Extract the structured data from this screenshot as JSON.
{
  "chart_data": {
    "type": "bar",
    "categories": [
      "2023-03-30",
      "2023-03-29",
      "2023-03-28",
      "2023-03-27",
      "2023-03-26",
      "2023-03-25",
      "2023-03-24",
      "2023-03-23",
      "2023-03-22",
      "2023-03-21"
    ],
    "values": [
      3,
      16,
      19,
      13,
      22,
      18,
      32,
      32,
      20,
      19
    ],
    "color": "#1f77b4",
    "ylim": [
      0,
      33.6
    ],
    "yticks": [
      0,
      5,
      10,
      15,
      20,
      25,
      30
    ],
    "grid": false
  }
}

**WHAT IS ASKED**
Faithfully copy every entry, leaving nothing out.

**RESPONSE**
Extract the structured data from this screenshot as JSON.
{
  "chart_data": {
    "type": "bar",
    "categories": [
      "2023-03-30",
      "2023-03-29",
      "2023-03-28",
      "2023-03-27",
      "2023-03-26",
      "2023-03-25",
      "2023-03-24",
      "2023-03-23",
      "2023-03-22",
      "2023-03-21"
    ],
    "values": [
      3,
      16,
      19,
      13,
      22,
      18,
      32,
      32,
      20,
      19
    ],
    "color": "#1f77b4",
    "ylim": [
      0,
      33.6
    ],
    "yticks": [
      0,
      5,
      10,
      15,
      20,
      25,
      30
    ],
    "grid": false
  }
}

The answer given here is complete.